• [Stated problem]
Check each line of the material below, and copy it if it holds the string "прогонки".

• [Information provided]
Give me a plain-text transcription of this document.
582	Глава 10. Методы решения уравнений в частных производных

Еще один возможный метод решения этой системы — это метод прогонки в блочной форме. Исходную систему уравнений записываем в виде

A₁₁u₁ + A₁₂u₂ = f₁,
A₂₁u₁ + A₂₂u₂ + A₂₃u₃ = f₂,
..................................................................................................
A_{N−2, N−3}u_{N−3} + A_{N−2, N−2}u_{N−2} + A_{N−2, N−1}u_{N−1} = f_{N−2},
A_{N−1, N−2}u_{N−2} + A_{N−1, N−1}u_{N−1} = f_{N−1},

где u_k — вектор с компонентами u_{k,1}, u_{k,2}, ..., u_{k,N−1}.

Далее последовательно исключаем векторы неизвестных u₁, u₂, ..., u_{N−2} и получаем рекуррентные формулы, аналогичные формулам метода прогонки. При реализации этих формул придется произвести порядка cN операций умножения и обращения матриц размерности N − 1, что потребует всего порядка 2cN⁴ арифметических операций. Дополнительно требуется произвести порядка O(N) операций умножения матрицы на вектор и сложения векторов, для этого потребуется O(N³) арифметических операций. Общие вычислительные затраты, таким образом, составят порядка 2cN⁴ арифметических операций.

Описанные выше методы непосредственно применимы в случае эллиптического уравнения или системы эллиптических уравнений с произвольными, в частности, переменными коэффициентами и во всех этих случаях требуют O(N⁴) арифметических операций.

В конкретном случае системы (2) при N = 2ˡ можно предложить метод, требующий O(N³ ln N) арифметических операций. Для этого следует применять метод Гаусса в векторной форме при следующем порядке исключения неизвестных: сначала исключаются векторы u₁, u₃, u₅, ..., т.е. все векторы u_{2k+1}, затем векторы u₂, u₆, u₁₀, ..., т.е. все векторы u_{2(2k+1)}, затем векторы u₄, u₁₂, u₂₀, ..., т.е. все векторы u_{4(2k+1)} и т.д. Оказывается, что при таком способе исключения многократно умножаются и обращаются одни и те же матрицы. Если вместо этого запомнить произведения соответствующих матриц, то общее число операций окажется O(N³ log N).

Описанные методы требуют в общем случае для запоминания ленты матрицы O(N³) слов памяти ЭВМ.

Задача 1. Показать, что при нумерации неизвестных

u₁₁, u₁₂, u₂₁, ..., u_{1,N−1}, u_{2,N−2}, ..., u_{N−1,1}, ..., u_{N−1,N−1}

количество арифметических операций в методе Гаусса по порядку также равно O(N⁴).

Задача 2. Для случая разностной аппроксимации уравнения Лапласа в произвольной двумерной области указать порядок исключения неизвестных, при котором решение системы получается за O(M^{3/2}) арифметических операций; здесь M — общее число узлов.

• [Output for this task]
Еще один возможный метод решения этой системы — это метод прогонки в блочной форме. Исходную систему уравнений записываем в виде
Далее последовательно исключаем векторы неизвестных u₁, u₂, ..., u_{N−2} и получаем рекуррентные формулы, аналогичные формулам метода прогонки. При реализации этих формул придется произвести порядка cN операций умножения и обращения матриц размерности N − 1, что потребует всего порядка 2cN⁴ арифметических операций. Дополнительно требуется произвести порядка O(N) операций умножения матрицы на вектор и сложения векторов, для этого потребуется O(N³) арифметических операций. Общие вычислительные затраты, таким образом, составят порядка 2cN⁴ арифметических операций.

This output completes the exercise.